Quote word for word the rows starting at the one that contains "table-cell: [295, 523, 349, 540]" and ending at the one that contains "table-cell: [241, 420, 295, 437]", with both of those included.

-- start DATA FOR THE TASK --

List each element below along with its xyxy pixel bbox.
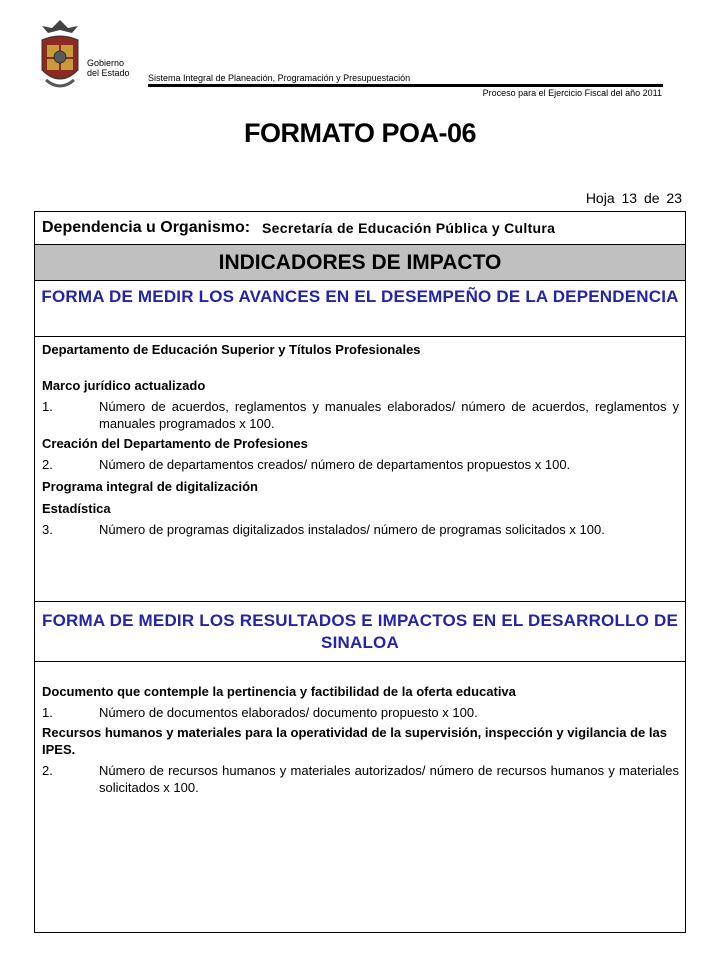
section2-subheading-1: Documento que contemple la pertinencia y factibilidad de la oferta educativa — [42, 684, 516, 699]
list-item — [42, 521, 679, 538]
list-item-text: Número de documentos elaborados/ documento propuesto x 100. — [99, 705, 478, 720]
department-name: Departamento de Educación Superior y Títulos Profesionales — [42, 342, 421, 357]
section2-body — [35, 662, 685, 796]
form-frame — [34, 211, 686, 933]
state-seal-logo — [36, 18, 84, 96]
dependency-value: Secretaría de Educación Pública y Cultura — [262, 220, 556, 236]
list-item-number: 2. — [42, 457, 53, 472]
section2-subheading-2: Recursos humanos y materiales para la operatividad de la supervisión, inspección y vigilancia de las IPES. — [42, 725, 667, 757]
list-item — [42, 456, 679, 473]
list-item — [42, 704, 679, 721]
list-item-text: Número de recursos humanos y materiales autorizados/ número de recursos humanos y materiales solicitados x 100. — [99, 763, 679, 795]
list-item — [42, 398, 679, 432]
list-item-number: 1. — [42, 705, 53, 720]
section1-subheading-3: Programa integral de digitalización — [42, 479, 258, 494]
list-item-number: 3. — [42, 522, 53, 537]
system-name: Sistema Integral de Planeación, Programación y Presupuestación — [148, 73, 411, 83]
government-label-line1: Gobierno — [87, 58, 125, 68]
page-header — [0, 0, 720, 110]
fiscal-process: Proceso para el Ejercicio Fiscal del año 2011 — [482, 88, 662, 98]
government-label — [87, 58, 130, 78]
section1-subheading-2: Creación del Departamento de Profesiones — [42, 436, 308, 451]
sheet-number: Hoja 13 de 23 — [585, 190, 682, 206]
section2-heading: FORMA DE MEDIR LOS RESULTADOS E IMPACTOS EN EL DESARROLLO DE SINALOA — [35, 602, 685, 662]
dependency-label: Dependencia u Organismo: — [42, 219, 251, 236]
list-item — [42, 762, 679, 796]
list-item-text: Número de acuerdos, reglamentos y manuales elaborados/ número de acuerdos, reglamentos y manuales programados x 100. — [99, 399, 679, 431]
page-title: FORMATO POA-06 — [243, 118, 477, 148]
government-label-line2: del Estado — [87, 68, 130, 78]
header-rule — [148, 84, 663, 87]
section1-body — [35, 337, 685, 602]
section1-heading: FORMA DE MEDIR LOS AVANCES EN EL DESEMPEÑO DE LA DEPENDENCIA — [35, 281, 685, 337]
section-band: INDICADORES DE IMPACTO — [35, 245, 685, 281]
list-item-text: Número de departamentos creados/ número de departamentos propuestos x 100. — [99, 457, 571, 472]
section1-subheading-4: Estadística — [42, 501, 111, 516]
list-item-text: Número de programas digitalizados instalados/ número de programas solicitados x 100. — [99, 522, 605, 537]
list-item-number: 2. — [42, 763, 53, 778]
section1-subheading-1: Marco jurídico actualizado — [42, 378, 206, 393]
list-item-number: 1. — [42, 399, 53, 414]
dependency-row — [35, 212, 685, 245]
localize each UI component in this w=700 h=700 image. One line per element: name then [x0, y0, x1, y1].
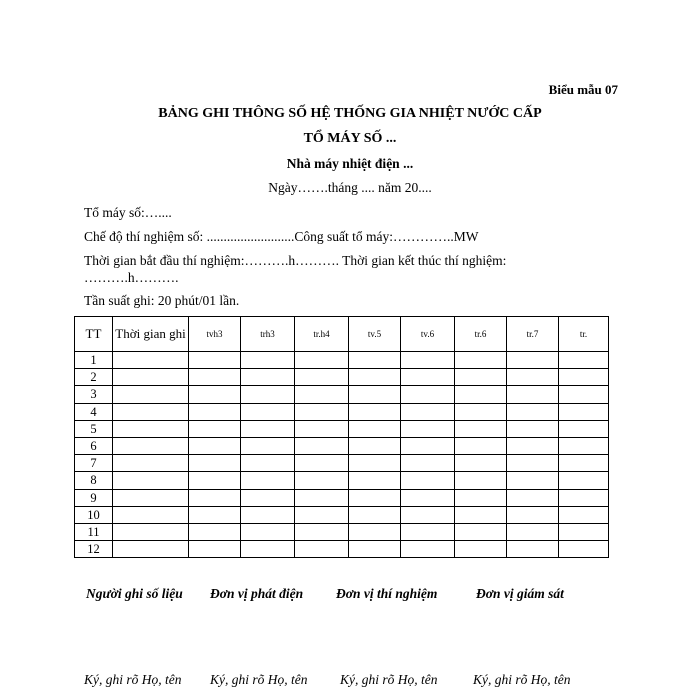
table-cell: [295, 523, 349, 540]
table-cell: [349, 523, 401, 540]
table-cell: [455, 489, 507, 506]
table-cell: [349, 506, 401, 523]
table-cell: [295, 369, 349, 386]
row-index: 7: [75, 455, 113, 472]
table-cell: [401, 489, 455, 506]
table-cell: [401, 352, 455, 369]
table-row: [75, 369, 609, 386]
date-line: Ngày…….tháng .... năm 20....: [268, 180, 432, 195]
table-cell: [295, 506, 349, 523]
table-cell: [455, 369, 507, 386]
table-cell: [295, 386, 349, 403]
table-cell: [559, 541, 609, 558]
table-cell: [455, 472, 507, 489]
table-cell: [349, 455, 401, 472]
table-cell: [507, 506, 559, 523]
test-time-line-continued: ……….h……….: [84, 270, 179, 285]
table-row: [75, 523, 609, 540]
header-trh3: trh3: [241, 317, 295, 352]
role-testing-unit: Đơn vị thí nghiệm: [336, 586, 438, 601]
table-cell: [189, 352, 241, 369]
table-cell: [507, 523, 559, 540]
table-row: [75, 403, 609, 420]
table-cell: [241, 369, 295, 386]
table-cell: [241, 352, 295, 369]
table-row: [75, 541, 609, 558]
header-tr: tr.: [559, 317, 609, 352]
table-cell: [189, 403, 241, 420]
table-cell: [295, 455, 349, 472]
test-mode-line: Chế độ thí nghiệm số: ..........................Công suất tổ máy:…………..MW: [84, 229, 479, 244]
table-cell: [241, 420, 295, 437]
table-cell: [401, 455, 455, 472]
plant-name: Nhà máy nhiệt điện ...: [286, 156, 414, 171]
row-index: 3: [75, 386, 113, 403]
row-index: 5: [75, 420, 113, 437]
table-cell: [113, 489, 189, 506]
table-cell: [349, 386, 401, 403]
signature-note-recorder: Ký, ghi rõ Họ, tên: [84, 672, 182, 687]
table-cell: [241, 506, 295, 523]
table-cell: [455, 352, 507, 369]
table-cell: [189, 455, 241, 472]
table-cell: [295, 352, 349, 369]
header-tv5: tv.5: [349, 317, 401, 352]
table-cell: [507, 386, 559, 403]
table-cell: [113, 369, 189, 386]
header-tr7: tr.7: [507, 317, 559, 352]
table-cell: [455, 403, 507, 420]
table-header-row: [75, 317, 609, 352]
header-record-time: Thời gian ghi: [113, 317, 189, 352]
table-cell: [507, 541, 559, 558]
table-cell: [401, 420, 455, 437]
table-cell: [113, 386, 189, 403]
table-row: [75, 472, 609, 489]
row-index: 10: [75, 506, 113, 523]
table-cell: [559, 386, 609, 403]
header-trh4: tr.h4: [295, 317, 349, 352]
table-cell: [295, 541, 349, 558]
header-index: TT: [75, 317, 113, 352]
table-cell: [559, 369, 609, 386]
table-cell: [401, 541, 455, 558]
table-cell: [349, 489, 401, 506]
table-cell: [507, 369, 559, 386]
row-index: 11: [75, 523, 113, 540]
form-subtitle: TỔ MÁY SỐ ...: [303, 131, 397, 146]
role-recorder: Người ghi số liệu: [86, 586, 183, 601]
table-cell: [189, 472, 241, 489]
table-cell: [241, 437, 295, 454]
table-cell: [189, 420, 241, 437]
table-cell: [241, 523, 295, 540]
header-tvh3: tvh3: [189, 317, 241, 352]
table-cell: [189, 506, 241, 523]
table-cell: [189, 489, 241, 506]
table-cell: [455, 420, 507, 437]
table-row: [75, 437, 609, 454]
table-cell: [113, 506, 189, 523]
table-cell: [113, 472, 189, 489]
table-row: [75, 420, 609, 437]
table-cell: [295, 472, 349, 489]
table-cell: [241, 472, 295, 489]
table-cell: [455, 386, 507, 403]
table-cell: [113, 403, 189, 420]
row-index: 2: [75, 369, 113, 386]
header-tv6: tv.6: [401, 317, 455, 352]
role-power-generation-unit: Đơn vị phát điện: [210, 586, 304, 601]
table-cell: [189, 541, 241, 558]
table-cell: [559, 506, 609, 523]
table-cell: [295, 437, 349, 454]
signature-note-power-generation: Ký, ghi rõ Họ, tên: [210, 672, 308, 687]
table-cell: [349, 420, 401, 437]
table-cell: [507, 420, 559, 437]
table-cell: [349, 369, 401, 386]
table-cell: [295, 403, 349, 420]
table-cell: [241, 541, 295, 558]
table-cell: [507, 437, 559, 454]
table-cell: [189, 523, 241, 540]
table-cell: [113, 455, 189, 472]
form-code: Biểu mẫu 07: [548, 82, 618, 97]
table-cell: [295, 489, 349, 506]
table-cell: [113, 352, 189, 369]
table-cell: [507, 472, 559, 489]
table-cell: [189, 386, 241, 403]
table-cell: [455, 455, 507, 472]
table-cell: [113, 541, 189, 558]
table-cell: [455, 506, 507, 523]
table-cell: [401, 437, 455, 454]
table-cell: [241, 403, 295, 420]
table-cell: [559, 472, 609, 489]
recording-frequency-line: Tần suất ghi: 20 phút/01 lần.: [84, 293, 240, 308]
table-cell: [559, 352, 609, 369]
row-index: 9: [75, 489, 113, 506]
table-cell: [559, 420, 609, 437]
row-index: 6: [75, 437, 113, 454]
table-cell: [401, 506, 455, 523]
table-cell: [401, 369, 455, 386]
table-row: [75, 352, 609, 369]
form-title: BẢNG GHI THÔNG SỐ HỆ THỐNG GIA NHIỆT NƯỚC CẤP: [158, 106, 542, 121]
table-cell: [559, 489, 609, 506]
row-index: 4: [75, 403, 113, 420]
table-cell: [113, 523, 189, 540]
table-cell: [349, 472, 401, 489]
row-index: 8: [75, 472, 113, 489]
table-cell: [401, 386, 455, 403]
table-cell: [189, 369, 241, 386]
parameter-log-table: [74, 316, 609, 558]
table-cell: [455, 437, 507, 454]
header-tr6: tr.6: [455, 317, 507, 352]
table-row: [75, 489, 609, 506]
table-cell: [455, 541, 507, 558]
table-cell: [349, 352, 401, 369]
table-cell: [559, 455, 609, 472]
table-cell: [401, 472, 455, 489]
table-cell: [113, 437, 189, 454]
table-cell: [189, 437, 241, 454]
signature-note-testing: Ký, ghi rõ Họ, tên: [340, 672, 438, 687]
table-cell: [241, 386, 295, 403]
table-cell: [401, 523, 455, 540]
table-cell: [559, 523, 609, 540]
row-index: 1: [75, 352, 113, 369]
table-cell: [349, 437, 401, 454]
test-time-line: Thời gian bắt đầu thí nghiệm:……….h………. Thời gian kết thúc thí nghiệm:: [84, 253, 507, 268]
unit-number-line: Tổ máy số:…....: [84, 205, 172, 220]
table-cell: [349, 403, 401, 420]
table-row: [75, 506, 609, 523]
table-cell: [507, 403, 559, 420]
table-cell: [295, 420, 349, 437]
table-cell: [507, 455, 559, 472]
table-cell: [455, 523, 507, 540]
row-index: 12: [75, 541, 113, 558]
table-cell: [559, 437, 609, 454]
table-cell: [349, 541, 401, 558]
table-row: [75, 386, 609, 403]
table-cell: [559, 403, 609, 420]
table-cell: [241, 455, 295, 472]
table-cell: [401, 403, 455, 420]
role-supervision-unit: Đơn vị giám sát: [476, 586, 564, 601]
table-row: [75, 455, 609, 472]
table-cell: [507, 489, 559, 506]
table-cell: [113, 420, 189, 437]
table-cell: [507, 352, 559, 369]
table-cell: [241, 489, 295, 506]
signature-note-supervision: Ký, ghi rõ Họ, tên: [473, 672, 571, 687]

-- end DATA FOR THE TASK --

| RESPONSE TO THIS EXERCISE |
table-cell: [295, 523, 349, 540]
table-cell: [349, 523, 401, 540]
table-cell: [455, 489, 507, 506]
table-cell: [349, 506, 401, 523]
table-cell: [295, 369, 349, 386]
row-index: 7: [75, 455, 113, 472]
table-cell: [401, 489, 455, 506]
table-cell: [401, 352, 455, 369]
table-row: [75, 369, 609, 386]
date-line: Ngày…….tháng .... năm 20....: [268, 180, 432, 195]
table-cell: [295, 506, 349, 523]
table-cell: [455, 369, 507, 386]
table-cell: [295, 386, 349, 403]
table-cell: [559, 541, 609, 558]
table-cell: [455, 472, 507, 489]
table-cell: [349, 455, 401, 472]
table-cell: [507, 506, 559, 523]
test-time-line-continued: ……….h……….: [84, 270, 179, 285]
table-row: [75, 523, 609, 540]
header-trh3: trh3: [241, 317, 295, 352]
role-testing-unit: Đơn vị thí nghiệm: [336, 586, 438, 601]
table-cell: [189, 352, 241, 369]
table-cell: [507, 523, 559, 540]
table-row: [75, 403, 609, 420]
table-cell: [241, 369, 295, 386]
table-cell: [241, 352, 295, 369]
table-row: [75, 541, 609, 558]
header-tr: tr.: [559, 317, 609, 352]
table-cell: [189, 403, 241, 420]
table-cell: [295, 455, 349, 472]
test-mode-line: Chế độ thí nghiệm số: ..........................Công suất tổ máy:…………..MW: [84, 229, 479, 244]
table-cell: [241, 420, 295, 437]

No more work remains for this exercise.